Information shown:
++++++++++++++++++++
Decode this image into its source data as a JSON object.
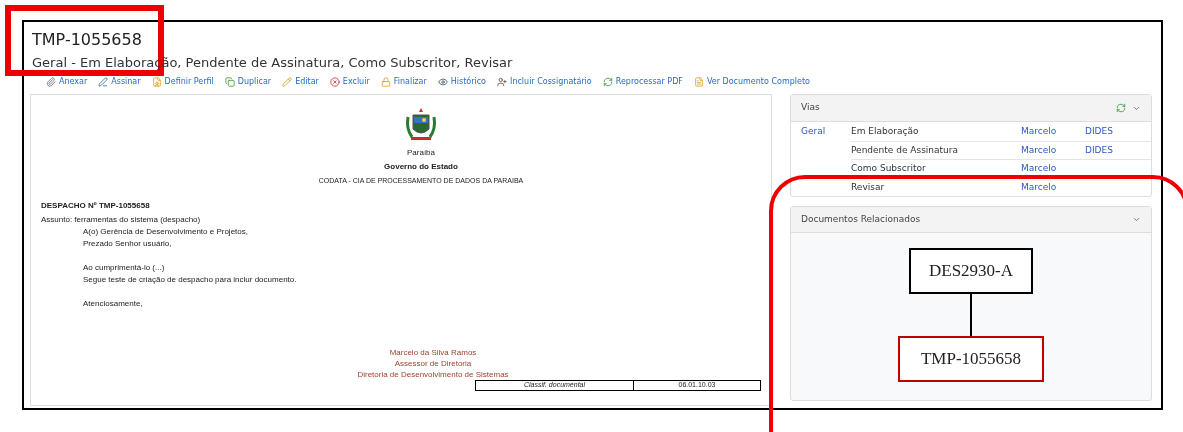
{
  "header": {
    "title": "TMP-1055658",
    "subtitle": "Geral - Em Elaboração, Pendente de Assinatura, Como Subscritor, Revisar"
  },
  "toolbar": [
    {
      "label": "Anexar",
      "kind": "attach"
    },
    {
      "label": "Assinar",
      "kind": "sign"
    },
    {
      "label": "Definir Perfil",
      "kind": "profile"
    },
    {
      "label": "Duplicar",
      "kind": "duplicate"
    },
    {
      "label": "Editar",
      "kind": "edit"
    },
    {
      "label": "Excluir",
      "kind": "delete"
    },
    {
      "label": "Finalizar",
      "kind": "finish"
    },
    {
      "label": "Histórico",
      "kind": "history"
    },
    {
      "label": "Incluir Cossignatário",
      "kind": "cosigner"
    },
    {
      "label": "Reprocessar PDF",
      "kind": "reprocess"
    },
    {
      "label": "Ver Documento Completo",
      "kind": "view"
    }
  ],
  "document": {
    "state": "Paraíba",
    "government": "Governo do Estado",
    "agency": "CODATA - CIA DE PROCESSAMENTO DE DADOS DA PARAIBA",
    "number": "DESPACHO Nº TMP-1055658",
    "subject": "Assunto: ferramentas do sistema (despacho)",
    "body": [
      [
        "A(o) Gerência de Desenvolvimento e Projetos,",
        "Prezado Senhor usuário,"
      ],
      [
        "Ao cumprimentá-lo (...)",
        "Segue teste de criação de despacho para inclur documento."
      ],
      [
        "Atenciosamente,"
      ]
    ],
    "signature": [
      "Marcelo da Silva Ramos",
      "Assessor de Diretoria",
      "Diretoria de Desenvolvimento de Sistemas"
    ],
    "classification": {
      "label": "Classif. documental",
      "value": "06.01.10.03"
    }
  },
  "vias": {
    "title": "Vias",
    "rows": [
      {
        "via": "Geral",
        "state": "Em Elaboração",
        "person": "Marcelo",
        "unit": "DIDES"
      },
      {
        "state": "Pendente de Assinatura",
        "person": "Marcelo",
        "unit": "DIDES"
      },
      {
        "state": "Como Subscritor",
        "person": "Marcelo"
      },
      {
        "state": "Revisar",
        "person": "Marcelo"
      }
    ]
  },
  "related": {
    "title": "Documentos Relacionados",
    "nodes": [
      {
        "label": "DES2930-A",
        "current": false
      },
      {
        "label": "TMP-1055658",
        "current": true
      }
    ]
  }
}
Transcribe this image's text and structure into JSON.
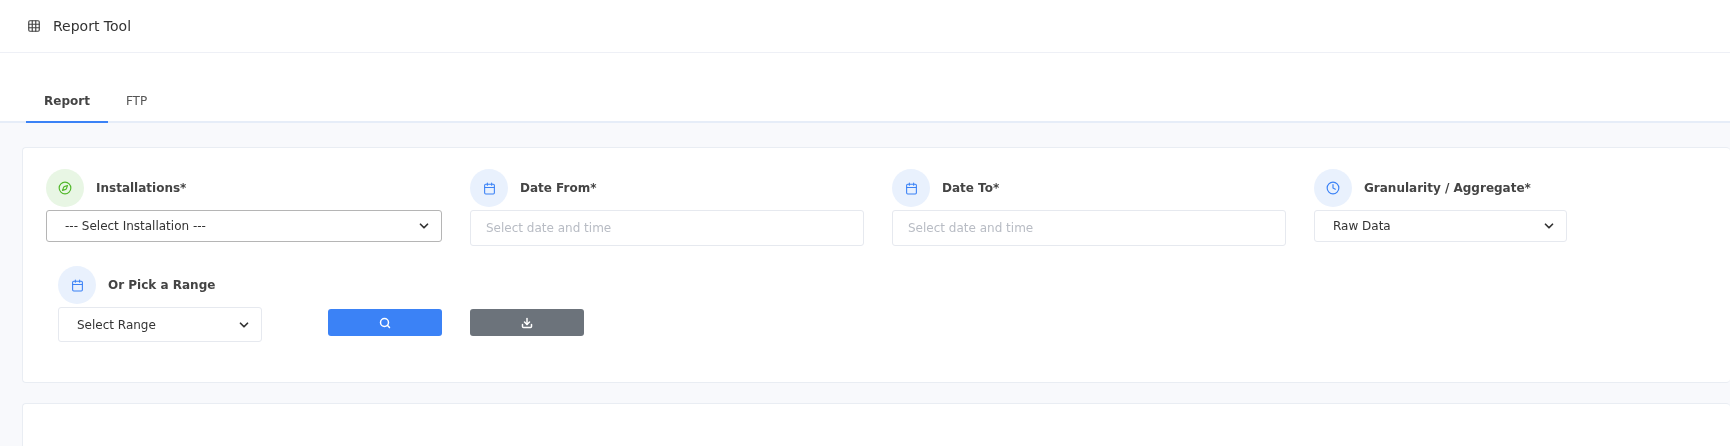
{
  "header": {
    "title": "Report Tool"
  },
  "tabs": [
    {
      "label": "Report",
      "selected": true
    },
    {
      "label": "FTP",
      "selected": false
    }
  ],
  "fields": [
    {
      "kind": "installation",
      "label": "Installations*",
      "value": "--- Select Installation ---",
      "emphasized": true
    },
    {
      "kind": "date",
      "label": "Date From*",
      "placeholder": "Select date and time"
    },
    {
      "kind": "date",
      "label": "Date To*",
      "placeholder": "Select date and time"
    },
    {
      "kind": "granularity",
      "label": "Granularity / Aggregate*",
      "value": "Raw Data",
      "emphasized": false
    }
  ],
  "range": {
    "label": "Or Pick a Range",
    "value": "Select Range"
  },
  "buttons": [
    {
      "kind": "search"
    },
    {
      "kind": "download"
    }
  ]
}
++++++++++++++++++++
What this task involves: Restate the whole of the material word for word without the pictures.

The response:
Decode this image into its source data as a JSON object.
{
  "header": {
    "title": "TMP-1055658",
    "subtitle": "Geral - Em Elaboração, Pendente de Assinatura, Como Subscritor, Revisar"
  },
  "toolbar": [
    {
      "label": "Anexar",
      "kind": "attach"
    },
    {
      "label": "Assinar",
      "kind": "sign"
    },
    {
      "label": "Definir Perfil",
      "kind": "profile"
    },
    {
      "label": "Duplicar",
      "kind": "duplicate"
    },
    {
      "label": "Editar",
      "kind": "edit"
    },
    {
      "label": "Excluir",
      "kind": "delete"
    },
    {
      "label": "Finalizar",
      "kind": "finish"
    },
    {
      "label": "Histórico",
      "kind": "history"
    },
    {
      "label": "Incluir Cossignatário",
      "kind": "cosigner"
    },
    {
      "label": "Reprocessar PDF",
      "kind": "reprocess"
    },
    {
      "label": "Ver Documento Completo",
      "kind": "view"
    }
  ],
  "document": {
    "state": "Paraíba",
    "government": "Governo do Estado",
    "agency": "CODATA - CIA DE PROCESSAMENTO DE DADOS DA PARAIBA",
    "number": "DESPACHO Nº TMP-1055658",
    "subject": "Assunto: ferramentas do sistema (despacho)",
    "body": [
      [
        "A(o) Gerência de Desenvolvimento e Projetos,",
        "Prezado Senhor usuário,"
      ],
      [
        "Ao cumprimentá-lo (...)",
        "Segue teste de criação de despacho para inclur documento."
      ],
      [
        "Atenciosamente,"
      ]
    ],
    "signature": [
      "Marcelo da Silva Ramos",
      "Assessor de Diretoria",
      "Diretoria de Desenvolvimento de Sistemas"
    ],
    "classification": {
      "label": "Classif. documental",
      "value": "06.01.10.03"
    }
  },
  "vias": {
    "title": "Vias",
    "rows": [
      {
        "via": "Geral",
        "state": "Em Elaboração",
        "person": "Marcelo",
        "unit": "DIDES"
      },
      {
        "state": "Pendente de Assinatura",
        "person": "Marcelo",
        "unit": "DIDES"
      },
      {
        "state": "Como Subscritor",
        "person": "Marcelo"
      },
      {
        "state": "Revisar",
        "person": "Marcelo"
      }
    ]
  },
  "related": {
    "title": "Documentos Relacionados",
    "nodes": [
      {
        "label": "DES2930-A",
        "current": false
      },
      {
        "label": "TMP-1055658",
        "current": true
      }
    ]
  }
}
Transcribe this image's text and structure into JSON.
{
  "header": {
    "title": "Report Tool"
  },
  "tabs": [
    {
      "label": "Report",
      "selected": true
    },
    {
      "label": "FTP",
      "selected": false
    }
  ],
  "fields": [
    {
      "kind": "installation",
      "label": "Installations*",
      "value": "--- Select Installation ---",
      "emphasized": true
    },
    {
      "kind": "date",
      "label": "Date From*",
      "placeholder": "Select date and time"
    },
    {
      "kind": "date",
      "label": "Date To*",
      "placeholder": "Select date and time"
    },
    {
      "kind": "granularity",
      "label": "Granularity / Aggregate*",
      "value": "Raw Data",
      "emphasized": false
    }
  ],
  "range": {
    "label": "Or Pick a Range",
    "value": "Select Range"
  },
  "buttons": [
    {
      "kind": "search"
    },
    {
      "kind": "download"
    }
  ]
}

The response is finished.